Check each line for the word "làng" and give how many have it. Say nothing else.

_ _ _ _

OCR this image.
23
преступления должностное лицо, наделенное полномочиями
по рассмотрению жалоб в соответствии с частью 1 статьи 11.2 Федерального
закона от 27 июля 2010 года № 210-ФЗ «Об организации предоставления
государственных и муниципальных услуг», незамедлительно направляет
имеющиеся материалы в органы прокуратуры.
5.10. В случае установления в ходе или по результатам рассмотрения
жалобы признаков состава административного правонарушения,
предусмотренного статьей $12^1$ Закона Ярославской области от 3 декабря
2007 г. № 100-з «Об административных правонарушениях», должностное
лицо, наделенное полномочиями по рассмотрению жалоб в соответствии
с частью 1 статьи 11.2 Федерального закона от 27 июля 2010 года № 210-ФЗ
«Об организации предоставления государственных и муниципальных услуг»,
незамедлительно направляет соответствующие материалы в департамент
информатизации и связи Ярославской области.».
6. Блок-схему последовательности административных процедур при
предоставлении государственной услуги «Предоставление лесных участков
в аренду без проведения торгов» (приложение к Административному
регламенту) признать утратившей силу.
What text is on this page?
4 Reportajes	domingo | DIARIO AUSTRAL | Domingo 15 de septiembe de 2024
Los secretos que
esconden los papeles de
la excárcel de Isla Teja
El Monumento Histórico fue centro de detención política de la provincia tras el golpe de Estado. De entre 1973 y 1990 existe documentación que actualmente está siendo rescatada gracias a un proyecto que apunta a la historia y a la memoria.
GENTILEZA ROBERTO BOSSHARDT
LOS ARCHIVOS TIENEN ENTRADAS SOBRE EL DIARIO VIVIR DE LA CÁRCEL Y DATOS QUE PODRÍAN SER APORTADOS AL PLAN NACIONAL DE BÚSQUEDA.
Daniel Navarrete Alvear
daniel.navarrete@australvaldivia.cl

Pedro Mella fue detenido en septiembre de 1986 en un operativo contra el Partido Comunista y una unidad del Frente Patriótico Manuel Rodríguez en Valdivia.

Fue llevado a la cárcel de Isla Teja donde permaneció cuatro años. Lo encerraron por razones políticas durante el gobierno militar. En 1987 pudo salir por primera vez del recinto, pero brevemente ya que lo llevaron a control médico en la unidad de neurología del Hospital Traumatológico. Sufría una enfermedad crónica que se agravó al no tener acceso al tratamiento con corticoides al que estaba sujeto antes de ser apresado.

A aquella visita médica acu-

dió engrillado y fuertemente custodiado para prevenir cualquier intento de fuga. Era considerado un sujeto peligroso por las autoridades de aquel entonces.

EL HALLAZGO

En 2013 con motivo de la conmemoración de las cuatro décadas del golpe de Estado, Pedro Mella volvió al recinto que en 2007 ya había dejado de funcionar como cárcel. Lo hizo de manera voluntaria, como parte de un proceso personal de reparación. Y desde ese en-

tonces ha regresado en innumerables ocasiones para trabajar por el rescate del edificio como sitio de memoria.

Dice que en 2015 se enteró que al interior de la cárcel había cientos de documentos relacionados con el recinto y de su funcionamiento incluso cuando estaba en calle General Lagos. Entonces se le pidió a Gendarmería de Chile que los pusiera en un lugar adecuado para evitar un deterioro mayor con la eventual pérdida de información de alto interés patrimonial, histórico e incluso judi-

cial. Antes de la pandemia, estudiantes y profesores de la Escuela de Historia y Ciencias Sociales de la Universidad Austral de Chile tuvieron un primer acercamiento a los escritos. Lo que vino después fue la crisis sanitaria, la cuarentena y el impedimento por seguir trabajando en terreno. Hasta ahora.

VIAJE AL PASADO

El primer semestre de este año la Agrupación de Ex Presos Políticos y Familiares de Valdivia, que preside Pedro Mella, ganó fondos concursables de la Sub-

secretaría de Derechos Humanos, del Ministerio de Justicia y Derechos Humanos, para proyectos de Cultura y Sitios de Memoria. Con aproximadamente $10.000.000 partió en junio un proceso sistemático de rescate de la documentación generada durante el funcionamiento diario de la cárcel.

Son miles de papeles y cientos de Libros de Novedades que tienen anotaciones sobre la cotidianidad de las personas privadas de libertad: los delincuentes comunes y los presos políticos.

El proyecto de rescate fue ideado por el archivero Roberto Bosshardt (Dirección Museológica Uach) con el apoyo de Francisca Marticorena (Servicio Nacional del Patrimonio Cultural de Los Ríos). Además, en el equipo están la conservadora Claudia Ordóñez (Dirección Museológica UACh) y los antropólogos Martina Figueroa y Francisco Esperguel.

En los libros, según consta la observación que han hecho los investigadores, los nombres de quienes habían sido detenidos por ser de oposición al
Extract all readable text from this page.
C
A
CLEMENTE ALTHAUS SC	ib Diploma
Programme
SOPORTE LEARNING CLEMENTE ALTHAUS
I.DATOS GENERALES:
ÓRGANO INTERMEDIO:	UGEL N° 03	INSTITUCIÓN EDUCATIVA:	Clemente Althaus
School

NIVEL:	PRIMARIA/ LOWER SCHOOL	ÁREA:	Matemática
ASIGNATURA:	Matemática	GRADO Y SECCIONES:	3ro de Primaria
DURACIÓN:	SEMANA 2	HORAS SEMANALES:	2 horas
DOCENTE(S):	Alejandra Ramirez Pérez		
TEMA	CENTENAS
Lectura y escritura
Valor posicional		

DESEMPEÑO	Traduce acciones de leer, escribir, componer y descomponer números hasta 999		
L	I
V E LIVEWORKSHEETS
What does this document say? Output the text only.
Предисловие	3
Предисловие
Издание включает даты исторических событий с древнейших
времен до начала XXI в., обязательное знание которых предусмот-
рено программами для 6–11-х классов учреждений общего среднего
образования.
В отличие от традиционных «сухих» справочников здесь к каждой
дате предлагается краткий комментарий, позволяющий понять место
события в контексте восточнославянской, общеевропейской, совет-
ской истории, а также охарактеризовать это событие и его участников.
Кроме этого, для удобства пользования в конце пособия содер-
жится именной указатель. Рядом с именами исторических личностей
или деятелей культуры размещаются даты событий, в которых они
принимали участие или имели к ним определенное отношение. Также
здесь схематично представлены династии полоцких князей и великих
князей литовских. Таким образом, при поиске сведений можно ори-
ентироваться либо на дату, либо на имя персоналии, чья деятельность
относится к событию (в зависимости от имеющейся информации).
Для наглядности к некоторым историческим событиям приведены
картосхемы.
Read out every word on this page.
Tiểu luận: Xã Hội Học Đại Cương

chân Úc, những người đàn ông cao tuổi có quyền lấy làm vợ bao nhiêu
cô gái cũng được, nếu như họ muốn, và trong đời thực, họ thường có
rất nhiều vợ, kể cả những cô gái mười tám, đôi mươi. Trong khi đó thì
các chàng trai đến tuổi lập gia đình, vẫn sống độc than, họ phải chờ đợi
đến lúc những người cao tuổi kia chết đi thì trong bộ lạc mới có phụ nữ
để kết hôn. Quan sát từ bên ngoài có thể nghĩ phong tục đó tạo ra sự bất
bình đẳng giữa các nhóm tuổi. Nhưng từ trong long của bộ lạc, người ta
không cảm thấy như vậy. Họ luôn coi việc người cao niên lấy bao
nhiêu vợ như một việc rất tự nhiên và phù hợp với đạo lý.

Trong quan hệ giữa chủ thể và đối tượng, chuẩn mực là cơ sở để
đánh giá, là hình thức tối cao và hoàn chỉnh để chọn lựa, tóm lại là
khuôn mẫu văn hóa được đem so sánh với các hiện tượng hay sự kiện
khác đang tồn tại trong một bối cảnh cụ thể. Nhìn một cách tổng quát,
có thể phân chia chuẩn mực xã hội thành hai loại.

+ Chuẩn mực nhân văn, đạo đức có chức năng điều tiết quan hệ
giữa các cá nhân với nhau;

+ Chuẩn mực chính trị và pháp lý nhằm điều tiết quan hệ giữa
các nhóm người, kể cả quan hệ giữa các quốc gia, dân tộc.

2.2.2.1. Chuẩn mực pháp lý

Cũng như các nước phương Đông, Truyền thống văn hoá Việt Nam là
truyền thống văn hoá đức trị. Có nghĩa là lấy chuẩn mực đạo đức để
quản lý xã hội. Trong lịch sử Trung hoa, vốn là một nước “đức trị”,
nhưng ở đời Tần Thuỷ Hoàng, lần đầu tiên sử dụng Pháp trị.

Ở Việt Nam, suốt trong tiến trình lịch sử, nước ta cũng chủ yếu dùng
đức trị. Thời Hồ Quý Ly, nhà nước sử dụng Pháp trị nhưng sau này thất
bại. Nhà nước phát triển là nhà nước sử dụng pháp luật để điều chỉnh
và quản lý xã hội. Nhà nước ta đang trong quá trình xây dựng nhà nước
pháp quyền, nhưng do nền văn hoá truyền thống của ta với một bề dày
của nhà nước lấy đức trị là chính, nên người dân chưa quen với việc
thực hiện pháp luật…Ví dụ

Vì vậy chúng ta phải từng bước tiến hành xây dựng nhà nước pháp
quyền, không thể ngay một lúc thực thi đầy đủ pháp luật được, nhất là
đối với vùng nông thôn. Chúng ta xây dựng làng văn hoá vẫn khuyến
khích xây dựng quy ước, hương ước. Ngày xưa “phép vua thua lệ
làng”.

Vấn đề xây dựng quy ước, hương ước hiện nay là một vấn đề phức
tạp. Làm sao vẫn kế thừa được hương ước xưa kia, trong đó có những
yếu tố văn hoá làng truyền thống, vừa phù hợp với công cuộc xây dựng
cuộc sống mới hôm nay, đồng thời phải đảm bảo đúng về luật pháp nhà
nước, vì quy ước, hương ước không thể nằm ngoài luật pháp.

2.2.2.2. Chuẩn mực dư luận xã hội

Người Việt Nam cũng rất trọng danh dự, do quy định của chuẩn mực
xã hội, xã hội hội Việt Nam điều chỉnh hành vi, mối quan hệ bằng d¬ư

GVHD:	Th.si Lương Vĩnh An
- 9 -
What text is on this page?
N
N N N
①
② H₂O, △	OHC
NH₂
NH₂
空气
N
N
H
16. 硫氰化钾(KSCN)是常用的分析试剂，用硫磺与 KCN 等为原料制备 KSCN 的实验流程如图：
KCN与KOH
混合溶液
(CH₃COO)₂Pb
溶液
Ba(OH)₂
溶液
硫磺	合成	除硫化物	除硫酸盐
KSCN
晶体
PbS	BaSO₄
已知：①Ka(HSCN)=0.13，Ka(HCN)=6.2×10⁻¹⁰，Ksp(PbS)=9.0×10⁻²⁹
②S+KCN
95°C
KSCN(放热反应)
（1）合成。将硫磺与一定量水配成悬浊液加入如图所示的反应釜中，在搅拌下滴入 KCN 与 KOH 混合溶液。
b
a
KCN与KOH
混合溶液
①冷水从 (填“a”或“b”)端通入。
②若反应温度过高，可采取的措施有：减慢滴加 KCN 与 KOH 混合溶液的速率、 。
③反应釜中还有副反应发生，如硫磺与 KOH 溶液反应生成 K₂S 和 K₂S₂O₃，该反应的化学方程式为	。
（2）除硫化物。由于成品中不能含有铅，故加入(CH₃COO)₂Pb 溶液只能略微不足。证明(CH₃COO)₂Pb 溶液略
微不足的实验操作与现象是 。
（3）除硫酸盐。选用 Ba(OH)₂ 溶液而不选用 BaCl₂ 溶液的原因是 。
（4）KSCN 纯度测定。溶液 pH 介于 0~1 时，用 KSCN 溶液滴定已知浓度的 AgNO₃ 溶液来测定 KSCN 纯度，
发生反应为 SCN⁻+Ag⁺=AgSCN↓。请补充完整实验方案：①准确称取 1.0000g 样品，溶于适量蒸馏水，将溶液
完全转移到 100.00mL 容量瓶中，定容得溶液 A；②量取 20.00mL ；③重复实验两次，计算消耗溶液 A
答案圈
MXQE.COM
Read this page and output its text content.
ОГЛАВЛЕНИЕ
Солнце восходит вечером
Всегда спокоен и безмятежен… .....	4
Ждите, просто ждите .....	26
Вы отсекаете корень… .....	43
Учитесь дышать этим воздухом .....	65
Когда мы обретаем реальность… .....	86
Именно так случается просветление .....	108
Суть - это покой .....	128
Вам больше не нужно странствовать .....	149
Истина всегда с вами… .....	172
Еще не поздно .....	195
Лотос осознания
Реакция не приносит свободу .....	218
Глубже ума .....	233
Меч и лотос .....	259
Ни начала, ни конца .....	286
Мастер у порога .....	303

_ _ _ _

== Result of the exercise ==
3